Stored records
☆ ☆ ☆ ☆
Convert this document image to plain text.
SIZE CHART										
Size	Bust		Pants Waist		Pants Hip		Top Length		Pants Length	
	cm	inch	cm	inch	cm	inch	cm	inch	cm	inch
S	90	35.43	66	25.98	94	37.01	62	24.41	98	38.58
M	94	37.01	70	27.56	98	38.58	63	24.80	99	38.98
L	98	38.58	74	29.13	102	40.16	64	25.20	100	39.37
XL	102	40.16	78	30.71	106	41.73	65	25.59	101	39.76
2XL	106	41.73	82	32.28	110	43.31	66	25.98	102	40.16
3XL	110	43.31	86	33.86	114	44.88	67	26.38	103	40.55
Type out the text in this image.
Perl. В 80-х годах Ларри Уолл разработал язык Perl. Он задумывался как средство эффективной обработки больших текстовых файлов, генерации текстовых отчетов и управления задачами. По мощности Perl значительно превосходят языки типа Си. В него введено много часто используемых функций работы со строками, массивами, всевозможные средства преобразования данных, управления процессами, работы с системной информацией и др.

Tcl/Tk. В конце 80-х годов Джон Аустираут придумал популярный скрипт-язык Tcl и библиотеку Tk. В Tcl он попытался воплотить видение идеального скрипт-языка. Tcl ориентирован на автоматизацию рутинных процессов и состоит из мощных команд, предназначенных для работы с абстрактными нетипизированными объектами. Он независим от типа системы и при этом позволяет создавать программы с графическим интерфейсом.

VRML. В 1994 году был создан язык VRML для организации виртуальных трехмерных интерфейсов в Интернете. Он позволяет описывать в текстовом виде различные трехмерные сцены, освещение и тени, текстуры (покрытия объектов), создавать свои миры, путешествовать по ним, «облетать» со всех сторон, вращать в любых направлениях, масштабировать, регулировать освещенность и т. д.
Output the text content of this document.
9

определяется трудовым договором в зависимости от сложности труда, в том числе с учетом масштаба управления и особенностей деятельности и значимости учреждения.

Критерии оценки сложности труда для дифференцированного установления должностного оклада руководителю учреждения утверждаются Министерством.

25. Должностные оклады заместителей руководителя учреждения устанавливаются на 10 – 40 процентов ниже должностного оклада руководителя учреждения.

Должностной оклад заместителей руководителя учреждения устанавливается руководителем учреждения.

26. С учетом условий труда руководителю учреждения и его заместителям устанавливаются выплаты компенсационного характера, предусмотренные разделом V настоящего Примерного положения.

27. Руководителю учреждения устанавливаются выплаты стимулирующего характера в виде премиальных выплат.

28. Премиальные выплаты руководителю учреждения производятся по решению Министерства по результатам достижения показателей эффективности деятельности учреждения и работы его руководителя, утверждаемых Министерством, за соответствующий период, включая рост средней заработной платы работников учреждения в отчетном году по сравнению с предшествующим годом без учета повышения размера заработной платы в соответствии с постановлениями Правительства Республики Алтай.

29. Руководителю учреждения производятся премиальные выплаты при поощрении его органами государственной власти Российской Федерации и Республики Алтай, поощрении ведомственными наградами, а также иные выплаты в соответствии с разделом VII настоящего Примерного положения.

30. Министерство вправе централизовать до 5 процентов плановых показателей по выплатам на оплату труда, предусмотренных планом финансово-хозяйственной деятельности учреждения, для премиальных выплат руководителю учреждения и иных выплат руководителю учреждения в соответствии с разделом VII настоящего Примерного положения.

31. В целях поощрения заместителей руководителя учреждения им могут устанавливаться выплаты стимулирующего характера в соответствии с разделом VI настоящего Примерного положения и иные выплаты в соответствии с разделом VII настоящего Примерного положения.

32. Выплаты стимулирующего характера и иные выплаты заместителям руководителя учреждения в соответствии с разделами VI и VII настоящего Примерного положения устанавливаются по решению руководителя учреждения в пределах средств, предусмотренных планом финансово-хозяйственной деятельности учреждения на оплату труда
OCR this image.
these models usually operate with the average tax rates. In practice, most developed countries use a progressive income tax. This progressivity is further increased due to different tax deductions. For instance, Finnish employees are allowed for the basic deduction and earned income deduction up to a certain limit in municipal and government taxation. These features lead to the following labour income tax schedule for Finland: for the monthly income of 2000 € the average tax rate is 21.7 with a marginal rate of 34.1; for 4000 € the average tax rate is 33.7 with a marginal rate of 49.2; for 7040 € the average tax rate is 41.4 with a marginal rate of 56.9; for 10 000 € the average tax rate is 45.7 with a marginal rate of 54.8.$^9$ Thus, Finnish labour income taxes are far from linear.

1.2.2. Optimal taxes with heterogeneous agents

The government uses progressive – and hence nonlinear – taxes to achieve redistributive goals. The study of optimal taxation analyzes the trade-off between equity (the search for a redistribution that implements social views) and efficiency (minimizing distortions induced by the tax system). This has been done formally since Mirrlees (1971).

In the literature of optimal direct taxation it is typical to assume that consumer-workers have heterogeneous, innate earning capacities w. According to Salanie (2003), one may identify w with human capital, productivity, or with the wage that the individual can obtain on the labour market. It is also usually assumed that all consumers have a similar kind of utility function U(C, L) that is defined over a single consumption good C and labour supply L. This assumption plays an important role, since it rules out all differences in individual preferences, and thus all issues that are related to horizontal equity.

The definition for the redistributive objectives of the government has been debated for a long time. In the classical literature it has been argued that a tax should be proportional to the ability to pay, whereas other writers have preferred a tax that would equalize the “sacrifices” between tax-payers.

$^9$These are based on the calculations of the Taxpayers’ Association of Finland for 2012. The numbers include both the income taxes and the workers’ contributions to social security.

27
☆ ☆ ☆ ☆
▶ Exercise details
Copy out each line exactly.

▶ Solution to the exercise
Convert this document image to plain text.
SIZE CHART										
Size	Bust		Pants Waist		Pants Hip		Top Length		Pants Length	
	cm	inch	cm	inch	cm	inch	cm	inch	cm	inch
S	90	35.43	66	25.98	94	37.01	62	24.41	98	38.58
M	94	37.01	70	27.56	98	38.58	63	24.80	99	38.98
L	98	38.58	74	29.13	102	40.16	64	25.20	100	39.37
XL	102	40.16	78	30.71	106	41.73	65	25.59	101	39.76
2XL	106	41.73	82	32.28	110	43.31	66	25.98	102	40.16
3XL	110	43.31	86	33.86	114	44.88	67	26.38	103	40.55
Type out the text in this image.
Perl. В 80-х годах Ларри Уолл разработал язык Perl. Он задумывался как средство эффективной обработки больших текстовых файлов, генерации текстовых отчетов и управления задачами. По мощности Perl значительно превосходят языки типа Си. В него введено много часто используемых функций работы со строками, массивами, всевозможные средства преобразования данных, управления процессами, работы с системной информацией и др.

Tcl/Tk. В конце 80-х годов Джон Аустираут придумал популярный скрипт-язык Tcl и библиотеку Tk. В Tcl он попытался воплотить видение идеального скрипт-языка. Tcl ориентирован на автоматизацию рутинных процессов и состоит из мощных команд, предназначенных для работы с абстрактными нетипизированными объектами. Он независим от типа системы и при этом позволяет создавать программы с графическим интерфейсом.

VRML. В 1994 году был создан язык VRML для организации виртуальных трехмерных интерфейсов в Интернете. Он позволяет описывать в текстовом виде различные трехмерные сцены, освещение и тени, текстуры (покрытия объектов), создавать свои миры, путешествовать по ним, «облетать» со всех сторон, вращать в любых направлениях, масштабировать, регулировать освещенность и т. д.
Output the text content of this document.
9

определяется трудовым договором в зависимости от сложности труда, в том числе с учетом масштаба управления и особенностей деятельности и значимости учреждения.

Критерии оценки сложности труда для дифференцированного установления должностного оклада руководителю учреждения утверждаются Министерством.

25. Должностные оклады заместителей руководителя учреждения устанавливаются на 10 – 40 процентов ниже должностного оклада руководителя учреждения.

Должностной оклад заместителей руководителя учреждения устанавливается руководителем учреждения.

26. С учетом условий труда руководителю учреждения и его заместителям устанавливаются выплаты компенсационного характера, предусмотренные разделом V настоящего Примерного положения.

27. Руководителю учреждения устанавливаются выплаты стимулирующего характера в виде премиальных выплат.

28. Премиальные выплаты руководителю учреждения производятся по решению Министерства по результатам достижения показателей эффективности деятельности учреждения и работы его руководителя, утверждаемых Министерством, за соответствующий период, включая рост средней заработной платы работников учреждения в отчетном году по сравнению с предшествующим годом без учета повышения размера заработной платы в соответствии с постановлениями Правительства Республики Алтай.

29. Руководителю учреждения производятся премиальные выплаты при поощрении его органами государственной власти Российской Федерации и Республики Алтай, поощрении ведомственными наградами, а также иные выплаты в соответствии с разделом VII настоящего Примерного положения.

30. Министерство вправе централизовать до 5 процентов плановых показателей по выплатам на оплату труда, предусмотренных планом финансово-хозяйственной деятельности учреждения, для премиальных выплат руководителю учреждения и иных выплат руководителю учреждения в соответствии с разделом VII настоящего Примерного положения.

31. В целях поощрения заместителей руководителя учреждения им могут устанавливаться выплаты стимулирующего характера в соответствии с разделом VI настоящего Примерного положения и иные выплаты в соответствии с разделом VII настоящего Примерного положения.

32. Выплаты стимулирующего характера и иные выплаты заместителям руководителя учреждения в соответствии с разделами VI и VII настоящего Примерного положения устанавливаются по решению руководителя учреждения в пределах средств, предусмотренных планом финансово-хозяйственной деятельности учреждения на оплату труда
OCR this image.
these models usually operate with the average tax rates. In practice, most developed countries use a progressive income tax. This progressivity is further increased due to different tax deductions. For instance, Finnish employees are allowed for the basic deduction and earned income deduction up to a certain limit in municipal and government taxation. These features lead to the following labour income tax schedule for Finland: for the monthly income of 2000 € the average tax rate is 21.7 with a marginal rate of 34.1; for 4000 € the average tax rate is 33.7 with a marginal rate of 49.2; for 7040 € the average tax rate is 41.4 with a marginal rate of 56.9; for 10 000 € the average tax rate is 45.7 with a marginal rate of 54.8.$^9$ Thus, Finnish labour income taxes are far from linear.

1.2.2. Optimal taxes with heterogeneous agents

The government uses progressive – and hence nonlinear – taxes to achieve redistributive goals. The study of optimal taxation analyzes the trade-off between equity (the search for a redistribution that implements social views) and efficiency (minimizing distortions induced by the tax system). This has been done formally since Mirrlees (1971).

In the literature of optimal direct taxation it is typical to assume that consumer-workers have heterogeneous, innate earning capacities w. According to Salanie (2003), one may identify w with human capital, productivity, or with the wage that the individual can obtain on the labour market. It is also usually assumed that all consumers have a similar kind of utility function U(C, L) that is defined over a single consumption good C and labour supply L. This assumption plays an important role, since it rules out all differences in individual preferences, and thus all issues that are related to horizontal equity.

The definition for the redistributive objectives of the government has been debated for a long time. In the classical literature it has been argued that a tax should be proportional to the ability to pay, whereas other writers have preferred a tax that would equalize the “sacrifices” between tax-payers.

$^9$These are based on the calculations of the Taxpayers’ Association of Finland for 2012. The numbers include both the income taxes and the workers’ contributions to social security.

27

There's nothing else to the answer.